The request =>
Show all lines holding "rural".

Extracted records =>
+++++
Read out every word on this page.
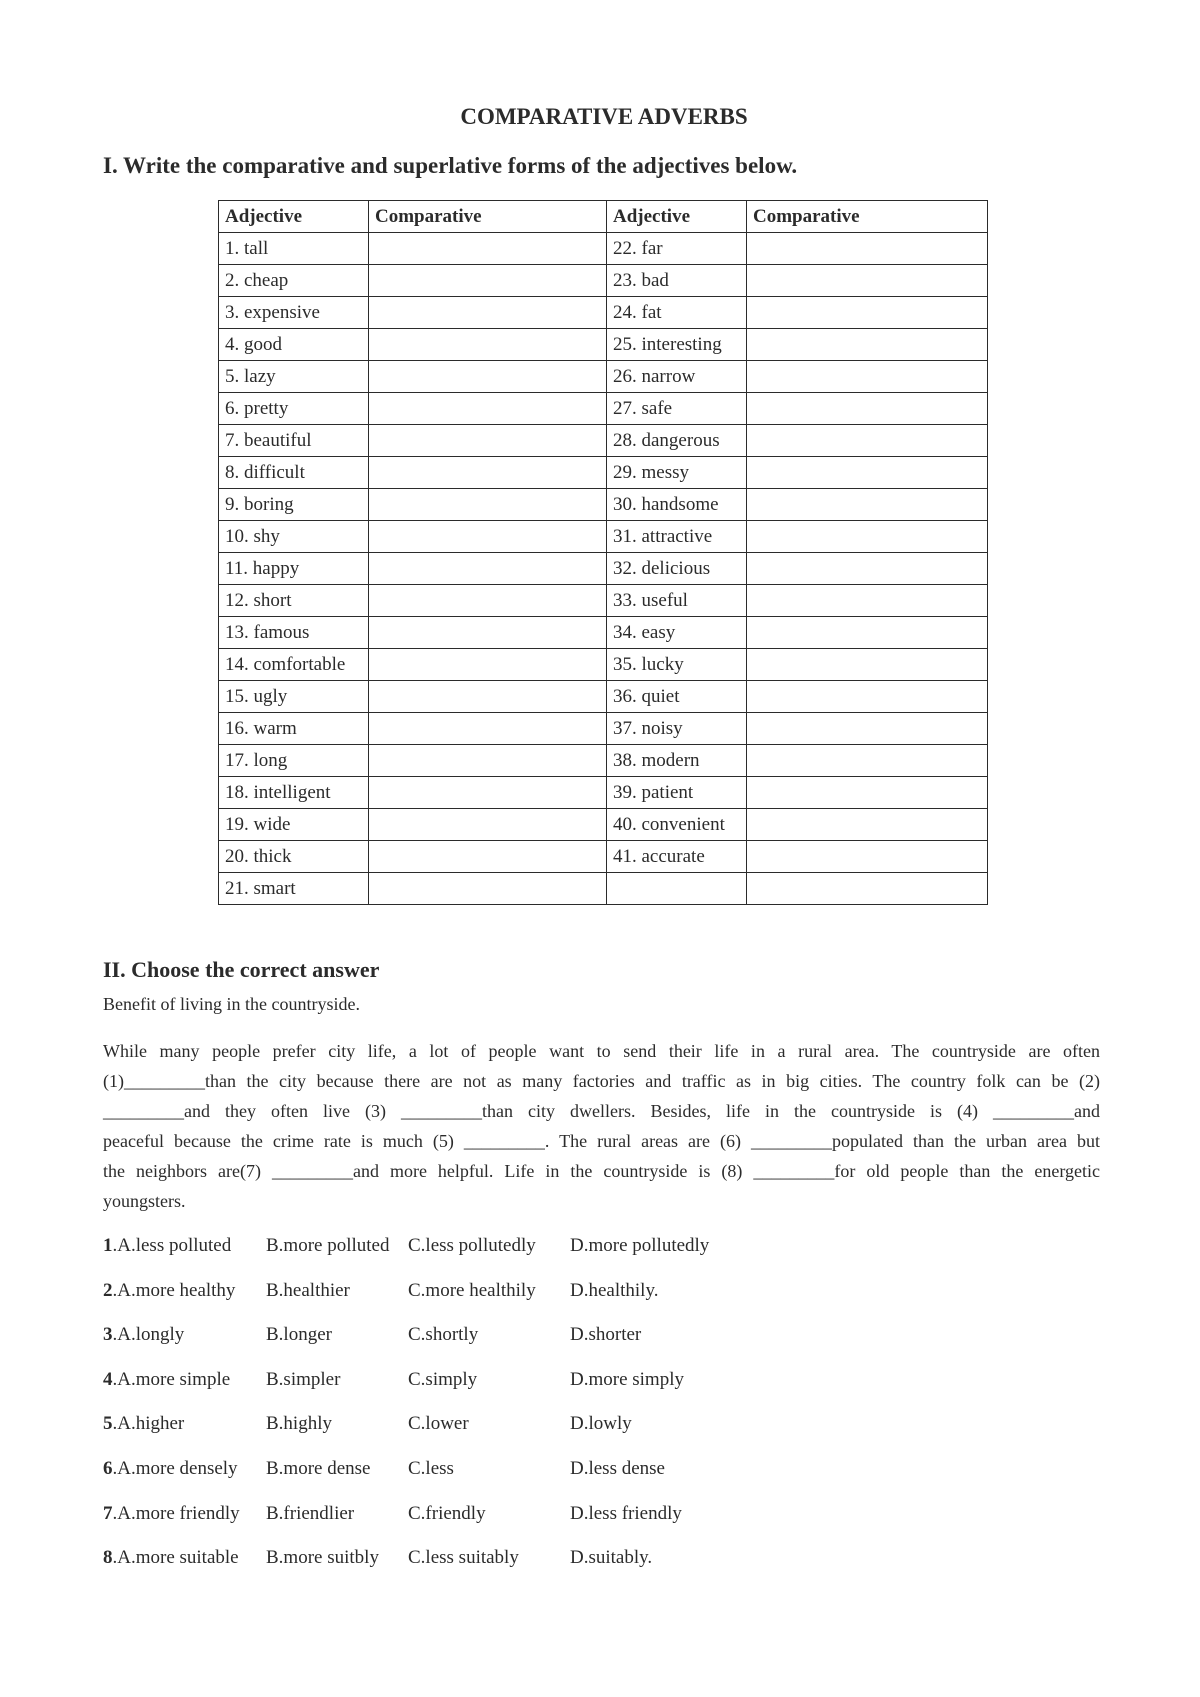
COMPARATIVE ADVERBS
I. Write the comparative and superlative forms of the adjectives below.
Adjective	Comparative	Adjective	Comparative
1. tall		22. far	
2. cheap		23. bad	
3. expensive		24. fat	
4. good		25. interesting	
5. lazy		26. narrow	
6. pretty		27. safe	
7. beautiful		28. dangerous	
8. difficult		29. messy	
9. boring		30. handsome	
10. shy		31. attractive	
11. happy		32. delicious	
12. short		33. useful	
13. famous		34. easy	
14. comfortable		35. lucky	
15. ugly		36. quiet	
16. warm		37. noisy	
17. long		38. modern	
18. intelligent		39. patient	
19. wide		40. convenient	
20. thick		41. accurate	
21. smart			
II. Choose the correct answer

Benefit of living in the countryside.

While many people prefer city life, a lot of people want to send their life in a rural area. The countryside are often
(1)_________than the city because there are not as many factories and traffic as in big cities. The country folk can be (2)
_________and they often live (3) _________than city dwellers. Besides, life in the countryside is (4) _________and
peaceful because the crime rate is much (5) _________. The rural areas are (6) _________populated than the urban area but
the neighbors are(7) _________and more helpful. Life in the countryside is (8) _________for old people than the energetic
youngsters.

1.A.less polluted B.more polluted C.less pollutedly D.more pollutedly
2.A.more healthy B.healthier	C.more healthily D.healthily.
3.A.longly	B.longer	C.shortly	D.shorter
4.A.more simple B.simpler	C.simply	D.more simply
5.A.higher	B.highly	C.lower	D.lowly
6.A.more densely B.more dense C.less	D.less dense
7.A.more friendly B.friendlier	C.friendly	D.less friendly
8.A.more suitable B.more suitbly C.less suitably	D.suitably.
+++++
Response to the exercise =>
While many people prefer city life, a lot of people want to send their life in a rural area. The countryside are often
peaceful because the crime rate is much (5) _________. The rural areas are (6) _________populated than the urban area but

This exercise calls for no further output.